■ WHAT IS REQUIRED: Pick out the lines containing "третичных".

■ GIVEN INFORMATION:
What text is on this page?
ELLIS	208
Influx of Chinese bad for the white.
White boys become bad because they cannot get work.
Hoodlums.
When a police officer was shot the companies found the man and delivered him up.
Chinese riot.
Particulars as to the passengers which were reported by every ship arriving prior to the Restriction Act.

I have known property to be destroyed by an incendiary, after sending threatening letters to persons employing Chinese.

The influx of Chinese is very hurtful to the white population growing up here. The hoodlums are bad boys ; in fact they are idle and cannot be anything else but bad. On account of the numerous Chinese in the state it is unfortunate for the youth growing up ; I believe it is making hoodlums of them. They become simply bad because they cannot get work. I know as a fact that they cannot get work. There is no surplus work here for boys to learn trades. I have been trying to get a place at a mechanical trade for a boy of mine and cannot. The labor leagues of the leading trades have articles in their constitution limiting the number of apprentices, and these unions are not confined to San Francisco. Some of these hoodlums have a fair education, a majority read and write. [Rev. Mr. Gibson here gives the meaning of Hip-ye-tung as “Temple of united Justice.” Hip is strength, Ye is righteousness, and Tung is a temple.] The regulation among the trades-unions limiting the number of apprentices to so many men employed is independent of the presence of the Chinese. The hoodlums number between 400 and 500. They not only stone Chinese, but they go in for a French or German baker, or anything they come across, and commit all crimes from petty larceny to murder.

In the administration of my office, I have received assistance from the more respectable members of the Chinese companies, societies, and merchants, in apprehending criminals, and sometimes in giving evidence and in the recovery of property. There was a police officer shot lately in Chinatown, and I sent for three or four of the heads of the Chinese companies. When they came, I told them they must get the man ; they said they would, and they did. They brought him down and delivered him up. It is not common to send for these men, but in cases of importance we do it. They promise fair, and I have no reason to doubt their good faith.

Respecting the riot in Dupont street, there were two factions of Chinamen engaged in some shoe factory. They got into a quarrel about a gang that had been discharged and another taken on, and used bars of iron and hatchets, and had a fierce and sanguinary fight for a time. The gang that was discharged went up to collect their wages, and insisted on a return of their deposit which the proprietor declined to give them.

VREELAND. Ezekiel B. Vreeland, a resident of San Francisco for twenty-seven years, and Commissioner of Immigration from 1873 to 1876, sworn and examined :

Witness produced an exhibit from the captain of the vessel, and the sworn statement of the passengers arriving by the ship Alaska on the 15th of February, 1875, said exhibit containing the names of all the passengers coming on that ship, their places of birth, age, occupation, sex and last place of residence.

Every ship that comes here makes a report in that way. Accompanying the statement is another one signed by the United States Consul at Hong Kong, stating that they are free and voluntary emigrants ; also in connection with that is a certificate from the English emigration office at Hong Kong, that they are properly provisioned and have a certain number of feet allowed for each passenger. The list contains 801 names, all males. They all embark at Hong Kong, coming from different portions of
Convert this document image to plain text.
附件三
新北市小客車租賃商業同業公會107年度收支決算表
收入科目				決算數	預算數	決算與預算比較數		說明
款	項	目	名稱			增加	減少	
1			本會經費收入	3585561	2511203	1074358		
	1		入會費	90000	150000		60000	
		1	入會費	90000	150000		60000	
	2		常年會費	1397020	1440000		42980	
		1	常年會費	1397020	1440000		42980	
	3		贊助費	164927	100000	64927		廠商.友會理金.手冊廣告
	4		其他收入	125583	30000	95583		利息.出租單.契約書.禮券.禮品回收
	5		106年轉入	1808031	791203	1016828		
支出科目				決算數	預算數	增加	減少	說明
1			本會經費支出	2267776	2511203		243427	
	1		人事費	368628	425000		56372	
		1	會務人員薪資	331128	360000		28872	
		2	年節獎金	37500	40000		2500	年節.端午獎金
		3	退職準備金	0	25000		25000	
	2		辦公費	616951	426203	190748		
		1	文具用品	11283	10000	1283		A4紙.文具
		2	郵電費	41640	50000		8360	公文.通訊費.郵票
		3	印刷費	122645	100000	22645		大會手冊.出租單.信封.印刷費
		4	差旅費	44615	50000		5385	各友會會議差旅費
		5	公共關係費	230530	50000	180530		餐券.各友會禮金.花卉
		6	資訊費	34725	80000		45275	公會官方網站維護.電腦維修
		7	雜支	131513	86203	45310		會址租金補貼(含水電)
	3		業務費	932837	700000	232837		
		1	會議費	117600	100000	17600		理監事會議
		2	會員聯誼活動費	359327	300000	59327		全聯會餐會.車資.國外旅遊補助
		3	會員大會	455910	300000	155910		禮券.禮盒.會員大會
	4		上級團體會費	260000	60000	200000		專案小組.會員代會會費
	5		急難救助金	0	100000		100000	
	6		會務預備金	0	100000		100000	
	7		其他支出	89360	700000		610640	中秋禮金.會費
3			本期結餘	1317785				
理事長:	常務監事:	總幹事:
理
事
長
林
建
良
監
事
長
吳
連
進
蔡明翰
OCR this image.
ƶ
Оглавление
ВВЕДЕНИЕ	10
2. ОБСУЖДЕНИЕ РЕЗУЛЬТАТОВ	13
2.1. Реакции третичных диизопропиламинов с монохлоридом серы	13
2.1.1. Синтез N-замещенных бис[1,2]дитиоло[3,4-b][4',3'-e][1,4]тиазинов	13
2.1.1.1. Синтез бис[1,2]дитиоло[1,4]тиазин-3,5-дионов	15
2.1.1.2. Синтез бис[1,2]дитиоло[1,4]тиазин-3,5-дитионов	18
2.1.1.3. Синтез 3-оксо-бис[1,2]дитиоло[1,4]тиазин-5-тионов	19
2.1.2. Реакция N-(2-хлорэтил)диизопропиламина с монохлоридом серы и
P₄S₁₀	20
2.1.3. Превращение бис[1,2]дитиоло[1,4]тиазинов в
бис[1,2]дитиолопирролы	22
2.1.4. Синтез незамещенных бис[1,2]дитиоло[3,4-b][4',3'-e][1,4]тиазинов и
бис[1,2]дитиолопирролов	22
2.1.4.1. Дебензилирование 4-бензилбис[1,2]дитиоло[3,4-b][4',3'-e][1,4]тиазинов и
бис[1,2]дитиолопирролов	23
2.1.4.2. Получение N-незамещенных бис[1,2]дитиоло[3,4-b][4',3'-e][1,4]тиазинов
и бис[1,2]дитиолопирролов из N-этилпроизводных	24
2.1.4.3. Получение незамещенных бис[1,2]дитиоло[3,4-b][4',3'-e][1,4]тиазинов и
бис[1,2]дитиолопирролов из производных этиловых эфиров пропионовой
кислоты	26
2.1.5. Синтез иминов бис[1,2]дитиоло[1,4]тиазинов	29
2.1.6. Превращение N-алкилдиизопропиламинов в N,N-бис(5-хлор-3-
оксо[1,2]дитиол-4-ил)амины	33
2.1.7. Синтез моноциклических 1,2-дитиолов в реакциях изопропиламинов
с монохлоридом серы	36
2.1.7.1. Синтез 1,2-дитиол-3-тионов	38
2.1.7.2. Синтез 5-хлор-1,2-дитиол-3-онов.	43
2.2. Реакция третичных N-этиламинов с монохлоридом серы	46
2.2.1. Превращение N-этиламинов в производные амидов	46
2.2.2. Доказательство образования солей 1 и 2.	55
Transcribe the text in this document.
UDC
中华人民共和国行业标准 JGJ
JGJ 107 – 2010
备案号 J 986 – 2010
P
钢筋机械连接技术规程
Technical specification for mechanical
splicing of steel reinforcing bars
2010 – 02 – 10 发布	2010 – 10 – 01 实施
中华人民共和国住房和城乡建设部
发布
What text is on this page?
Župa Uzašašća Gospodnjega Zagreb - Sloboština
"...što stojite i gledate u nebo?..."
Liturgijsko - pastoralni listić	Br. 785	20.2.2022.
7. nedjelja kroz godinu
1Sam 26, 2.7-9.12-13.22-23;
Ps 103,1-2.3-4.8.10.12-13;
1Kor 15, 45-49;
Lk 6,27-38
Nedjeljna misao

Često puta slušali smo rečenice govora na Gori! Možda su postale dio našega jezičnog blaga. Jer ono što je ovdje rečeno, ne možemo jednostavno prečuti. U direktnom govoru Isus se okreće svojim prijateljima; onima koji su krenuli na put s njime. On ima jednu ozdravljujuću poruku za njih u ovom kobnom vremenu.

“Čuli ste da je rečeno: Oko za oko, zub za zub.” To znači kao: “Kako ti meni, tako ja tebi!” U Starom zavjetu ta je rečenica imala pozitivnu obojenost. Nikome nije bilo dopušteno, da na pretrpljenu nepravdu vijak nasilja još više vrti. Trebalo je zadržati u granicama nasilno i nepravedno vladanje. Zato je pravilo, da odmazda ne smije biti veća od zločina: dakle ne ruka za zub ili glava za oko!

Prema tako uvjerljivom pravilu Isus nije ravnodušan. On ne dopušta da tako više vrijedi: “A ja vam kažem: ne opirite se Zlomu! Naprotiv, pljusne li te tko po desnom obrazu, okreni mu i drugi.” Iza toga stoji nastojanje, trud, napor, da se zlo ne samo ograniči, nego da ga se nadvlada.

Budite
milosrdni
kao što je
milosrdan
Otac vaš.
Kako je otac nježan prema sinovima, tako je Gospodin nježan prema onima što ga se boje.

■ THE OUTPUT:
2.1. Реакции третичных диизопропиламинов с монохлоридом серы	13
2.2. Реакция третичных N-этиламинов с монохлоридом серы	46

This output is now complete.